_Direction_. In the records below, pick out all lines containing the word "color".
-- BEGIN --
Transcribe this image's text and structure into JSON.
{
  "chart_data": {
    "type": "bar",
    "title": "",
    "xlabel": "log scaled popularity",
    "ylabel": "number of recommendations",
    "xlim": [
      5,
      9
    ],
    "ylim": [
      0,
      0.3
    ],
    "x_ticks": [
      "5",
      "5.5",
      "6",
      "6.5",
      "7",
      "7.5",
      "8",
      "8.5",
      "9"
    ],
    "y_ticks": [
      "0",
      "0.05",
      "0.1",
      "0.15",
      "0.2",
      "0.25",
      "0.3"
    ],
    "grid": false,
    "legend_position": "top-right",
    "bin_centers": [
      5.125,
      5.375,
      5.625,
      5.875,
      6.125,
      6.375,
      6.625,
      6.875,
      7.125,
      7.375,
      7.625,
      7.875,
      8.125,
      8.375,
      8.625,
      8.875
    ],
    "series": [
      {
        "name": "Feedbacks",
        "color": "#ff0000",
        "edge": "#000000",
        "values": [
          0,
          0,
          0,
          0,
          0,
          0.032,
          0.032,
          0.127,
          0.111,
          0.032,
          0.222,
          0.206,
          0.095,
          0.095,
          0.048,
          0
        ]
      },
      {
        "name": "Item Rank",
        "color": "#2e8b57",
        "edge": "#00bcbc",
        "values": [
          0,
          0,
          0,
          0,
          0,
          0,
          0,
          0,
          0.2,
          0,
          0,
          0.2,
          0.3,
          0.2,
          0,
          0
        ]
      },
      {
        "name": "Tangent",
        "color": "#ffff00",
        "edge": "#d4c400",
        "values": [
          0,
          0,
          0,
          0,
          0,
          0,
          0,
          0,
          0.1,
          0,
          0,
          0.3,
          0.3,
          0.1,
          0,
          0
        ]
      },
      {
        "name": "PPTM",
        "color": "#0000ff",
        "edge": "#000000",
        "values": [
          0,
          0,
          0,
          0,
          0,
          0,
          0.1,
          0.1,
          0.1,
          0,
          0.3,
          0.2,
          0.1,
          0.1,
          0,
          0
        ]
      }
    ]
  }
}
-- END --
_Complete answer_.
        "color": "#ff0000",
        "color": "#2e8b57",
        "color": "#ffff00",
        "color": "#0000ff",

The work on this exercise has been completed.